Problem » From the listing, collect all lines containing the word "cream".

___ Supplied records ___

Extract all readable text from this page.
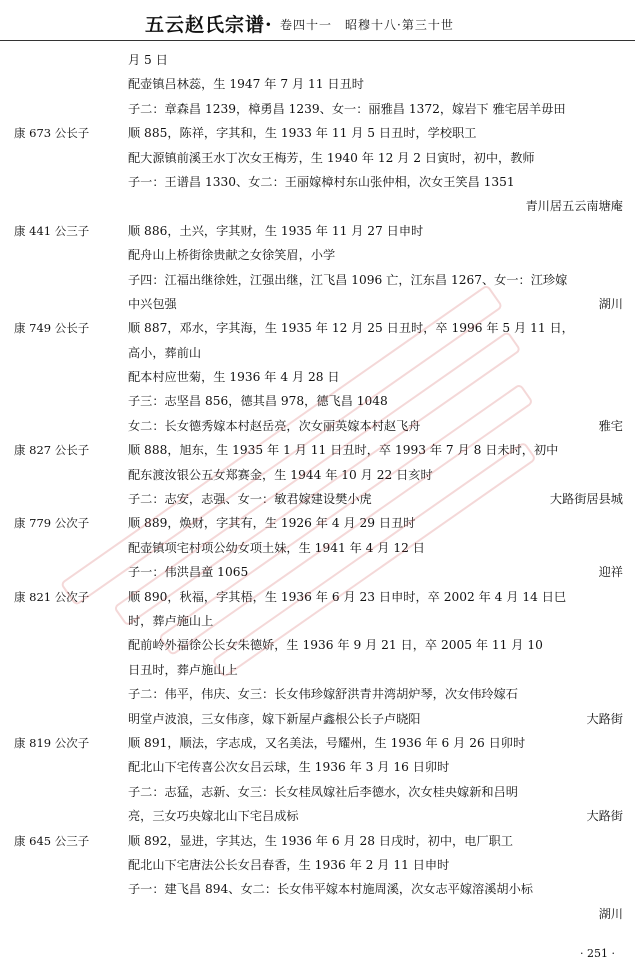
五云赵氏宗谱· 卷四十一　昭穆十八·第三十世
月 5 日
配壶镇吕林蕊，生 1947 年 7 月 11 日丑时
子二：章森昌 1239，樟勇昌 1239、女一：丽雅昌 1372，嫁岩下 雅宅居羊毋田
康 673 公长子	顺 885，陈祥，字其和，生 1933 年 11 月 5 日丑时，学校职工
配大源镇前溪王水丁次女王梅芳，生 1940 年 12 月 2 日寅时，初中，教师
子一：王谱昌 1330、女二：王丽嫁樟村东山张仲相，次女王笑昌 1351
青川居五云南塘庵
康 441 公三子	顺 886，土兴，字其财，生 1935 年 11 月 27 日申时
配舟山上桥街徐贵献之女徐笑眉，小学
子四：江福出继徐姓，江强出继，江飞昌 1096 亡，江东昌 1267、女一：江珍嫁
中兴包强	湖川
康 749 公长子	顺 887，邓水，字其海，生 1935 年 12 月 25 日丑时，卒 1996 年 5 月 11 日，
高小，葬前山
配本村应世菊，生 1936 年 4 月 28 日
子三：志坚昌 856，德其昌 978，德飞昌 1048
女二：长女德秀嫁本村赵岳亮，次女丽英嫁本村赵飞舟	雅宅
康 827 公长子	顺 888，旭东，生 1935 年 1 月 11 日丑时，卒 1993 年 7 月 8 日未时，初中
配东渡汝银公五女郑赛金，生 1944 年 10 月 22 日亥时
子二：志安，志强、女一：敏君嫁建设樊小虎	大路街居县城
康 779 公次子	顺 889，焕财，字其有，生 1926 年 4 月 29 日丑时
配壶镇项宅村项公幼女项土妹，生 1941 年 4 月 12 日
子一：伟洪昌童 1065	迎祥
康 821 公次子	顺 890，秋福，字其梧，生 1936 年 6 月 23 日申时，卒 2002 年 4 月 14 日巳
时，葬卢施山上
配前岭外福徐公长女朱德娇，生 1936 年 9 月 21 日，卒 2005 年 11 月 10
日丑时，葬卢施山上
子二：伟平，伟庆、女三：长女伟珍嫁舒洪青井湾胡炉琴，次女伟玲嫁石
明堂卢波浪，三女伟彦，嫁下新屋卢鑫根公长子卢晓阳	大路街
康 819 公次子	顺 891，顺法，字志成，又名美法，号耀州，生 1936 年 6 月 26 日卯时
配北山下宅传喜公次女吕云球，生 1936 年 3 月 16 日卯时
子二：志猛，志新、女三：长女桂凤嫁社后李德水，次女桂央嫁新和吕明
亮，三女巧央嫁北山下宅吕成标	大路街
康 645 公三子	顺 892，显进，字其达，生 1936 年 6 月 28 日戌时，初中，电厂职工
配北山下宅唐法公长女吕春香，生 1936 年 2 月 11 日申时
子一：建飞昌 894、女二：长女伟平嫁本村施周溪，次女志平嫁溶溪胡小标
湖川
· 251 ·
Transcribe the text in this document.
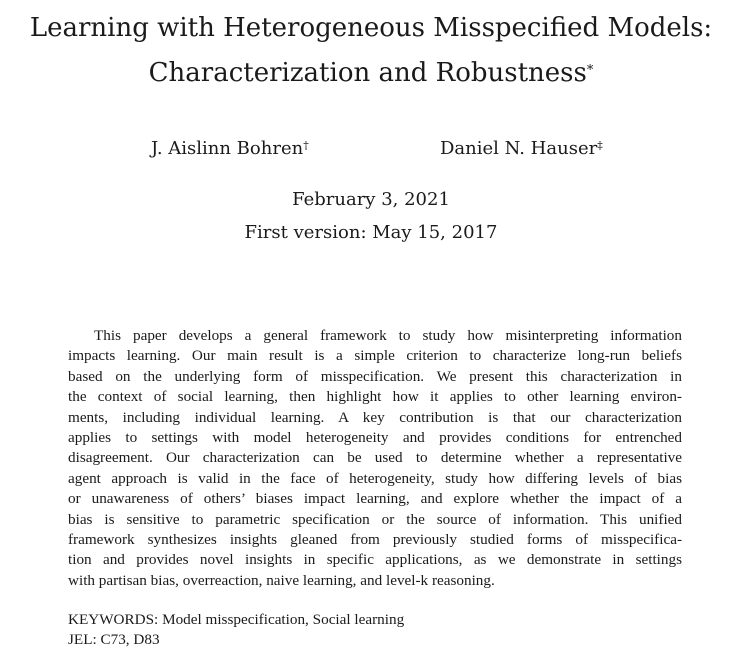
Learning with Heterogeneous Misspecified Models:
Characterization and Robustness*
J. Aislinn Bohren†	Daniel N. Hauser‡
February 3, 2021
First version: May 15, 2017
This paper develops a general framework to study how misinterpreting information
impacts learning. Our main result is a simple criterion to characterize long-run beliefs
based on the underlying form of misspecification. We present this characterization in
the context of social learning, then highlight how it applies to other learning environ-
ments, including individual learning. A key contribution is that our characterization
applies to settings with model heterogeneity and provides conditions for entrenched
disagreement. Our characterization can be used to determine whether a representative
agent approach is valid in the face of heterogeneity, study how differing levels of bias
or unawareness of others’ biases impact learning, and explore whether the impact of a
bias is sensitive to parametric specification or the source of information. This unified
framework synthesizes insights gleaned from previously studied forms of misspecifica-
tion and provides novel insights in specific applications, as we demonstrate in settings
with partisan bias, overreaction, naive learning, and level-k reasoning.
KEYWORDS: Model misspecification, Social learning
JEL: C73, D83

___
___ Supplied records ___

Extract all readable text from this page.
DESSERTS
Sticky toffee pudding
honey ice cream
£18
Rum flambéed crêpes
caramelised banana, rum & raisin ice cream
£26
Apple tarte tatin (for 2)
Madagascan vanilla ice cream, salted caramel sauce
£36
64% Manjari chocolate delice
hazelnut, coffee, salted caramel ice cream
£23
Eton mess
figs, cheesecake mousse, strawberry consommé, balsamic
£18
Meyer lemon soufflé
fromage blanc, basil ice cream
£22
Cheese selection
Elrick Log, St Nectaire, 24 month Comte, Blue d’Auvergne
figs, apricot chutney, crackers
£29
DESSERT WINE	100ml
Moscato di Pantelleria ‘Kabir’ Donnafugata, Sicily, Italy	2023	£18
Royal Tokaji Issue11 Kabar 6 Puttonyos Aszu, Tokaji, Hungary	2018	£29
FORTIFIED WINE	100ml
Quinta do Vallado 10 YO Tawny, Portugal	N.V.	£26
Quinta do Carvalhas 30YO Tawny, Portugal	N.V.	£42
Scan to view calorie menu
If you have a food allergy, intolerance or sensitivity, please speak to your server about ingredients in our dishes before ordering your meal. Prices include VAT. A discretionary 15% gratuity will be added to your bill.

___

The response »
honey ice cream
caramelised banana, rum & raisin ice cream
Madagascan vanilla ice cream, salted caramel sauce
hazelnut, coffee, salted caramel ice cream
fromage blanc, basil ice cream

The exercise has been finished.